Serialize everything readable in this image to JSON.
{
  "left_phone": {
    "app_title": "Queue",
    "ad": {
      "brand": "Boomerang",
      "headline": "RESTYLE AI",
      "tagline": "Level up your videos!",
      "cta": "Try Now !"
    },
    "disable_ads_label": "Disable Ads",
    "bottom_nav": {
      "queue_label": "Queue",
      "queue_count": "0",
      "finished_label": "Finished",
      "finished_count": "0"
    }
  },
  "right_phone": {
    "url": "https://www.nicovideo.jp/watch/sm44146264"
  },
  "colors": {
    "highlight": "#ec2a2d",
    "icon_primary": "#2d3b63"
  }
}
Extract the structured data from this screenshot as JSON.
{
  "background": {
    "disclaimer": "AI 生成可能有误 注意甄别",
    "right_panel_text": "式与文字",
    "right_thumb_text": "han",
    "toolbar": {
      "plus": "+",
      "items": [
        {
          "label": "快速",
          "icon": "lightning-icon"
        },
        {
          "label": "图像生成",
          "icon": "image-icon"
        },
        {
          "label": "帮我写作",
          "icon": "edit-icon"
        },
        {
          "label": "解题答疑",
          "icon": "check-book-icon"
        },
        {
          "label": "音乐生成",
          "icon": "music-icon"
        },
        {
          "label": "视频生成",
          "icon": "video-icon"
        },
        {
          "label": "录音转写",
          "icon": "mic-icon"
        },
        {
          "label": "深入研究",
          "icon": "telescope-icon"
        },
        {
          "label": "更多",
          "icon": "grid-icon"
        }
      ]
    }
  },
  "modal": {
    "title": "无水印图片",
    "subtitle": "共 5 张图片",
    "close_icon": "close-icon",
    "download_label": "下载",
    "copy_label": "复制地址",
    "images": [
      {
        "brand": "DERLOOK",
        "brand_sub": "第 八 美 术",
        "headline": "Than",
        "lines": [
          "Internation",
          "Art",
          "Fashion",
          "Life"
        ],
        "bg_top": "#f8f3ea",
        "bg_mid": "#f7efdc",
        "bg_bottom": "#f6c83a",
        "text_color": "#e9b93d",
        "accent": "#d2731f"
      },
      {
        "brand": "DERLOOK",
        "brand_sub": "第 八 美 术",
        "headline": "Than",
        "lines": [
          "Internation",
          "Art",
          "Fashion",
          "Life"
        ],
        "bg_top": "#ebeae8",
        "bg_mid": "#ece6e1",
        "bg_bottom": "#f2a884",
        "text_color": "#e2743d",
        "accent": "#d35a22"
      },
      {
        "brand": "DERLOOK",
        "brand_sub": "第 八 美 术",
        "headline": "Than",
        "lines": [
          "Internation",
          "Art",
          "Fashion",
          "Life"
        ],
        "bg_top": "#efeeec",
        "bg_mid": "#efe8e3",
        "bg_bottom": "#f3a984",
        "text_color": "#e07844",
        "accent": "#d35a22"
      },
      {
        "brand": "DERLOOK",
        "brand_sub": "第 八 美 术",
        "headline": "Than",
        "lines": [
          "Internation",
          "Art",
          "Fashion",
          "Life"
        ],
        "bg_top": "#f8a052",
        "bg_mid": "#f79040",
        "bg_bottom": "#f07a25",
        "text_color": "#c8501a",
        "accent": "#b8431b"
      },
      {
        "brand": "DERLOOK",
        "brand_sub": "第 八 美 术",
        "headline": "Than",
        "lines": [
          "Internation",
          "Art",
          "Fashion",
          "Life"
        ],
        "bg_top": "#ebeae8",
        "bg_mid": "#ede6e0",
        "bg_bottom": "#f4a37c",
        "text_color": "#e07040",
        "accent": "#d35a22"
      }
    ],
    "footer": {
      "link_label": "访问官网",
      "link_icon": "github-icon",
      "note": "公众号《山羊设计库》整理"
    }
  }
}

### [EXERCISE REQUIREMENTS]
Your task is to print all of the records exactly.

### [THE REPLY]
Serialize everything readable in this image to JSON.
{
  "left_phone": {
    "app_title": "Queue",
    "ad": {
      "brand": "Boomerang",
      "headline": "RESTYLE AI",
      "tagline": "Level up your videos!",
      "cta": "Try Now !"
    },
    "disable_ads_label": "Disable Ads",
    "bottom_nav": {
      "queue_label": "Queue",
      "queue_count": "0",
      "finished_label": "Finished",
      "finished_count": "0"
    }
  },
  "right_phone": {
    "url": "https://www.nicovideo.jp/watch/sm44146264"
  },
  "colors": {
    "highlight": "#ec2a2d",
    "icon_primary": "#2d3b63"
  }
}
Extract the structured data from this screenshot as JSON.
{
  "background": {
    "disclaimer": "AI 生成可能有误 注意甄别",
    "right_panel_text": "式与文字",
    "right_thumb_text": "han",
    "toolbar": {
      "plus": "+",
      "items": [
        {
          "label": "快速",
          "icon": "lightning-icon"
        },
        {
          "label": "图像生成",
          "icon": "image-icon"
        },
        {
          "label": "帮我写作",
          "icon": "edit-icon"
        },
        {
          "label": "解题答疑",
          "icon": "check-book-icon"
        },
        {
          "label": "音乐生成",
          "icon": "music-icon"
        },
        {
          "label": "视频生成",
          "icon": "video-icon"
        },
        {
          "label": "录音转写",
          "icon": "mic-icon"
        },
        {
          "label": "深入研究",
          "icon": "telescope-icon"
        },
        {
          "label": "更多",
          "icon": "grid-icon"
        }
      ]
    }
  },
  "modal": {
    "title": "无水印图片",
    "subtitle": "共 5 张图片",
    "close_icon": "close-icon",
    "download_label": "下载",
    "copy_label": "复制地址",
    "images": [
      {
        "brand": "DERLOOK",
        "brand_sub": "第 八 美 术",
        "headline": "Than",
        "lines": [
          "Internation",
          "Art",
          "Fashion",
          "Life"
        ],
        "bg_top": "#f8f3ea",
        "bg_mid": "#f7efdc",
        "bg_bottom": "#f6c83a",
        "text_color": "#e9b93d",
        "accent": "#d2731f"
      },
      {
        "brand": "DERLOOK",
        "brand_sub": "第 八 美 术",
        "headline": "Than",
        "lines": [
          "Internation",
          "Art",
          "Fashion",
          "Life"
        ],
        "bg_top": "#ebeae8",
        "bg_mid": "#ece6e1",
        "bg_bottom": "#f2a884",
        "text_color": "#e2743d",
        "accent": "#d35a22"
      },
      {
        "brand": "DERLOOK",
        "brand_sub": "第 八 美 术",
        "headline": "Than",
        "lines": [
          "Internation",
          "Art",
          "Fashion",
          "Life"
        ],
        "bg_top": "#efeeec",
        "bg_mid": "#efe8e3",
        "bg_bottom": "#f3a984",
        "text_color": "#e07844",
        "accent": "#d35a22"
      },
      {
        "brand": "DERLOOK",
        "brand_sub": "第 八 美 术",
        "headline": "Than",
        "lines": [
          "Internation",
          "Art",
          "Fashion",
          "Life"
        ],
        "bg_top": "#f8a052",
        "bg_mid": "#f79040",
        "bg_bottom": "#f07a25",
        "text_color": "#c8501a",
        "accent": "#b8431b"
      },
      {
        "brand": "DERLOOK",
        "brand_sub": "第 八 美 术",
        "headline": "Than",
        "lines": [
          "Internation",
          "Art",
          "Fashion",
          "Life"
        ],
        "bg_top": "#ebeae8",
        "bg_mid": "#ede6e0",
        "bg_bottom": "#f4a37c",
        "text_color": "#e07040",
        "accent": "#d35a22"
      }
    ],
    "footer": {
      "link_label": "访问官网",
      "link_icon": "github-icon",
      "note": "公众号《山羊设计库》整理"
    }
  }
}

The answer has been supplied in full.